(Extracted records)
-.-.-
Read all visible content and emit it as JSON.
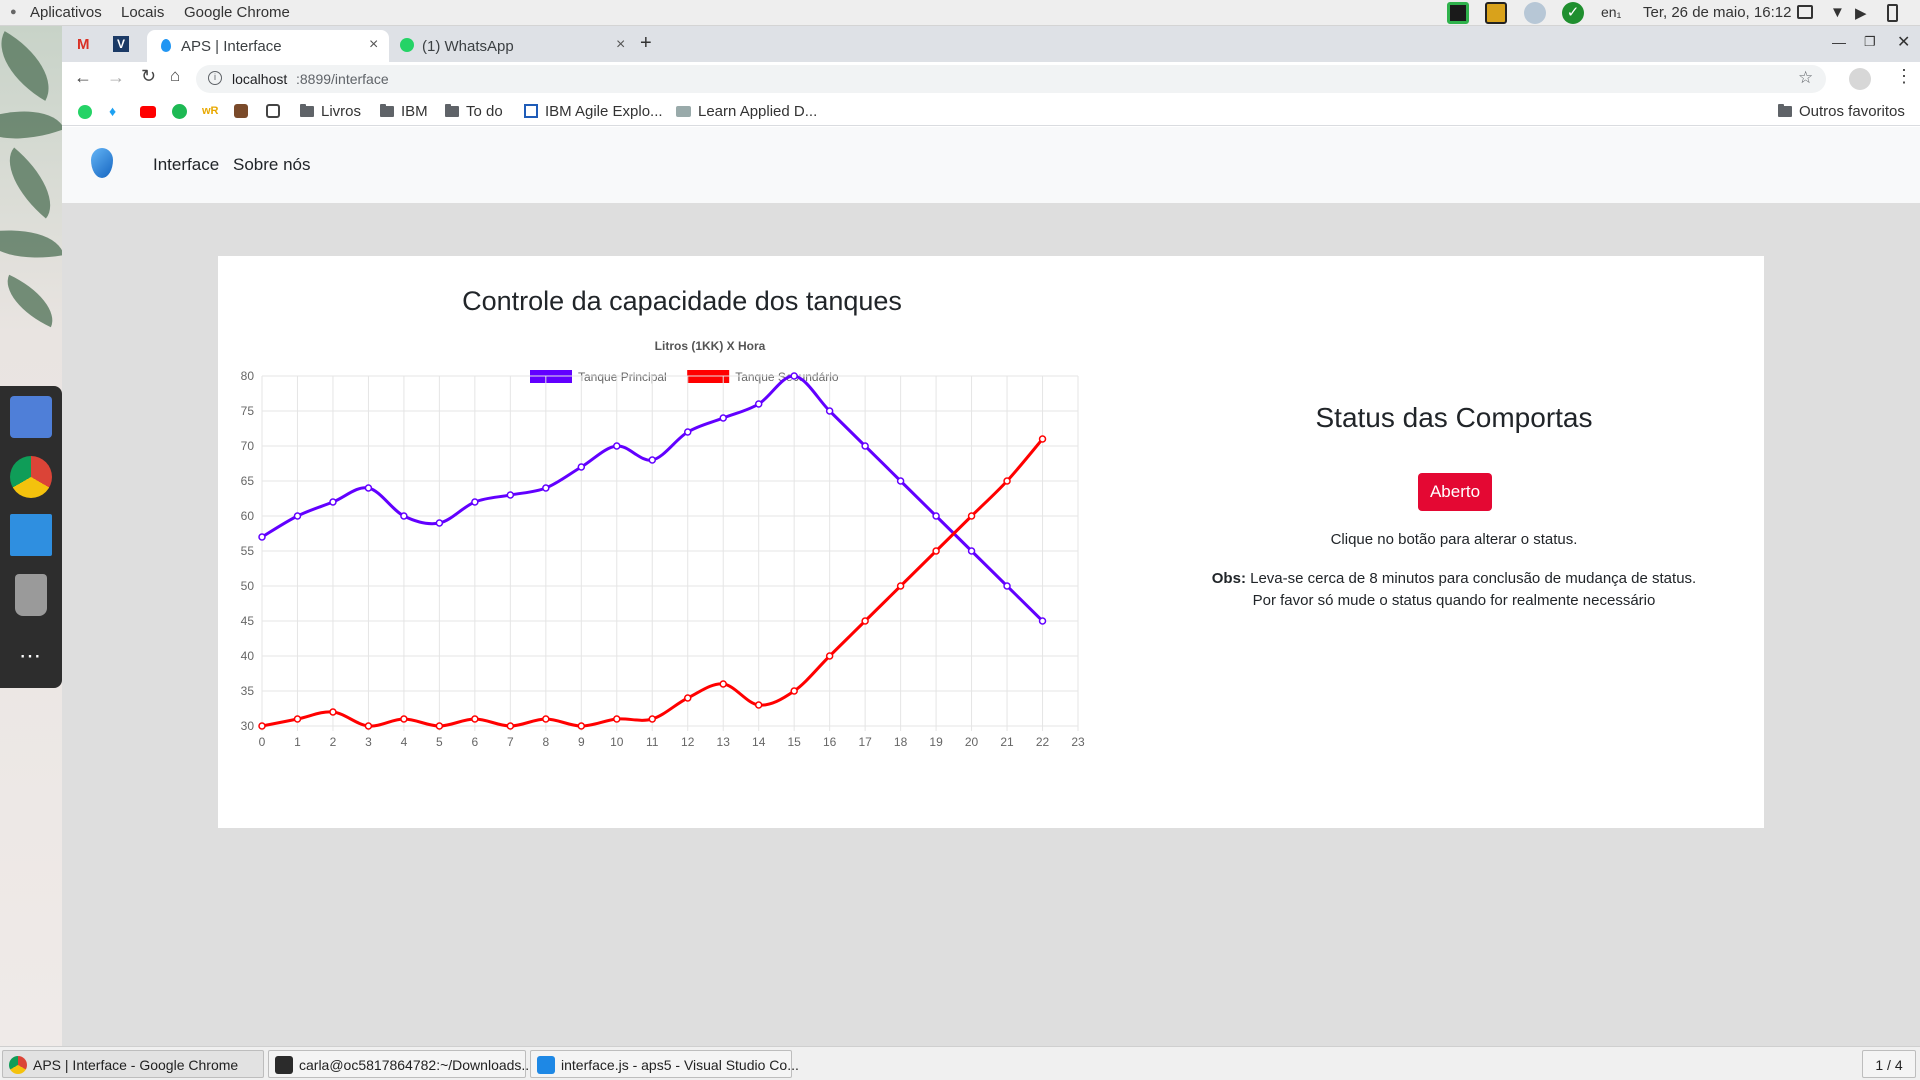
{
  "topbar": {
    "menu_apps": "Aplicativos",
    "menu_places": "Locais",
    "menu_app": "Google Chrome",
    "keyboard": "en₁",
    "clock": "Ter, 26 de maio, 16:12"
  },
  "chrome": {
    "tabs": [
      {
        "title": "",
        "icon": "gmail-icon"
      },
      {
        "title": "",
        "icon": "v-icon"
      },
      {
        "title": "APS | Interface",
        "icon": "droplet-icon",
        "close": "×"
      },
      {
        "title": "(1) WhatsApp",
        "icon": "whatsapp-icon",
        "close": "×"
      }
    ],
    "new_tab": "+",
    "url_host": "localhost",
    "url_rest": ":8899/interface",
    "bookmarks": [
      {
        "label": "Livros"
      },
      {
        "label": "IBM"
      },
      {
        "label": "To do"
      },
      {
        "label": "IBM Agile Explo..."
      },
      {
        "label": "Learn Applied D..."
      }
    ],
    "other_bookmarks": "Outros favoritos"
  },
  "nav": {
    "link_interface": "Interface",
    "link_about": "Sobre nós"
  },
  "main": {
    "chart_heading": "Controle da capacidade dos tanques",
    "status_heading": "Status das Comportas",
    "status_button": "Aberto",
    "status_hint": "Clique no botão para alterar o status.",
    "obs_label": "Obs:",
    "obs_line1": "Leva-se cerca de 8 minutos para conclusão de mudança de status.",
    "obs_line2": "Por favor só mude o status quando for realmente necessário"
  },
  "chart_data": {
    "type": "line",
    "title": "Litros (1KK) X Hora",
    "x": [
      0,
      1,
      2,
      3,
      4,
      5,
      6,
      7,
      8,
      9,
      10,
      11,
      12,
      13,
      14,
      15,
      16,
      17,
      18,
      19,
      20,
      21,
      22,
      23
    ],
    "ylim": [
      30,
      80
    ],
    "yticks": [
      30,
      35,
      40,
      45,
      50,
      55,
      60,
      65,
      70,
      75,
      80
    ],
    "grid": true,
    "legend": "top",
    "series": [
      {
        "name": "Tanque Principal",
        "color": "#6200ff",
        "values": [
          57,
          60,
          62,
          64,
          60,
          59,
          62,
          63,
          64,
          67,
          70,
          68,
          72,
          74,
          76,
          80,
          75,
          70,
          65,
          60,
          55,
          50,
          45
        ]
      },
      {
        "name": "Tanque Secundário",
        "color": "#ff0000",
        "values": [
          30,
          31,
          32,
          30,
          31,
          30,
          31,
          30,
          31,
          30,
          31,
          31,
          34,
          36,
          33,
          35,
          40,
          45,
          50,
          55,
          60,
          65,
          71
        ]
      }
    ]
  },
  "taskbar": {
    "items": [
      {
        "label": "APS | Interface - Google Chrome"
      },
      {
        "label": "carla@oc5817864782:~/Downloads..."
      },
      {
        "label": "interface.js - aps5 - Visual Studio Co..."
      }
    ],
    "workspace": "1 / 4"
  }
}
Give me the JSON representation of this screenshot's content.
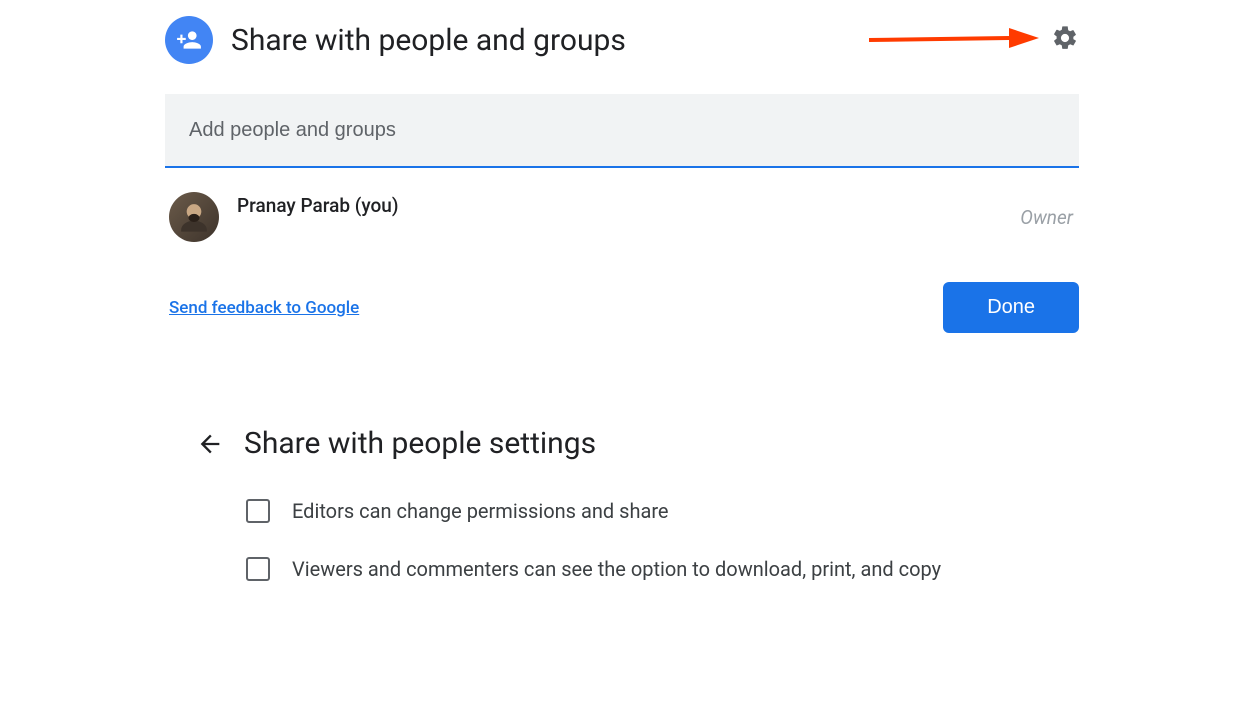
{
  "dialog": {
    "title": "Share with people and groups",
    "input_placeholder": "Add people and groups",
    "person": {
      "name": "Pranay Parab (you)",
      "role": "Owner"
    },
    "feedback_link": "Send feedback to Google",
    "done_button": "Done"
  },
  "settings": {
    "title": "Share with people settings",
    "options": [
      "Editors can change permissions and share",
      "Viewers and commenters can see the option to download, print, and copy"
    ]
  }
}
-.-.-
WHAT YOU HAVE TO DO: Extract the full listing above verbatim; pictures are to be left out of the copy.

THE SOLUTION:
Read all visible content and emit it as JSON.
{
  "topbar": {
    "menu_apps": "Aplicativos",
    "menu_places": "Locais",
    "menu_app": "Google Chrome",
    "keyboard": "en₁",
    "clock": "Ter, 26 de maio, 16:12"
  },
  "chrome": {
    "tabs": [
      {
        "title": "",
        "icon": "gmail-icon"
      },
      {
        "title": "",
        "icon": "v-icon"
      },
      {
        "title": "APS | Interface",
        "icon": "droplet-icon",
        "close": "×"
      },
      {
        "title": "(1) WhatsApp",
        "icon": "whatsapp-icon",
        "close": "×"
      }
    ],
    "new_tab": "+",
    "url_host": "localhost",
    "url_rest": ":8899/interface",
    "bookmarks": [
      {
        "label": "Livros"
      },
      {
        "label": "IBM"
      },
      {
        "label": "To do"
      },
      {
        "label": "IBM Agile Explo..."
      },
      {
        "label": "Learn Applied D..."
      }
    ],
    "other_bookmarks": "Outros favoritos"
  },
  "nav": {
    "link_interface": "Interface",
    "link_about": "Sobre nós"
  },
  "main": {
    "chart_heading": "Controle da capacidade dos tanques",
    "status_heading": "Status das Comportas",
    "status_button": "Aberto",
    "status_hint": "Clique no botão para alterar o status.",
    "obs_label": "Obs:",
    "obs_line1": "Leva-se cerca de 8 minutos para conclusão de mudança de status.",
    "obs_line2": "Por favor só mude o status quando for realmente necessário"
  },
  "chart_data": {
    "type": "line",
    "title": "Litros (1KK) X Hora",
    "x": [
      0,
      1,
      2,
      3,
      4,
      5,
      6,
      7,
      8,
      9,
      10,
      11,
      12,
      13,
      14,
      15,
      16,
      17,
      18,
      19,
      20,
      21,
      22,
      23
    ],
    "ylim": [
      30,
      80
    ],
    "yticks": [
      30,
      35,
      40,
      45,
      50,
      55,
      60,
      65,
      70,
      75,
      80
    ],
    "grid": true,
    "legend": "top",
    "series": [
      {
        "name": "Tanque Principal",
        "color": "#6200ff",
        "values": [
          57,
          60,
          62,
          64,
          60,
          59,
          62,
          63,
          64,
          67,
          70,
          68,
          72,
          74,
          76,
          80,
          75,
          70,
          65,
          60,
          55,
          50,
          45
        ]
      },
      {
        "name": "Tanque Secundário",
        "color": "#ff0000",
        "values": [
          30,
          31,
          32,
          30,
          31,
          30,
          31,
          30,
          31,
          30,
          31,
          31,
          34,
          36,
          33,
          35,
          40,
          45,
          50,
          55,
          60,
          65,
          71
        ]
      }
    ]
  },
  "taskbar": {
    "items": [
      {
        "label": "APS | Interface - Google Chrome"
      },
      {
        "label": "carla@oc5817864782:~/Downloads..."
      },
      {
        "label": "interface.js - aps5 - Visual Studio Co..."
      }
    ],
    "workspace": "1 / 4"
  }
}
Give me the JSON representation of this screenshot's content.
{
  "dialog": {
    "title": "Share with people and groups",
    "input_placeholder": "Add people and groups",
    "person": {
      "name": "Pranay Parab (you)",
      "role": "Owner"
    },
    "feedback_link": "Send feedback to Google",
    "done_button": "Done"
  },
  "settings": {
    "title": "Share with people settings",
    "options": [
      "Editors can change permissions and share",
      "Viewers and commenters can see the option to download, print, and copy"
    ]
  }
}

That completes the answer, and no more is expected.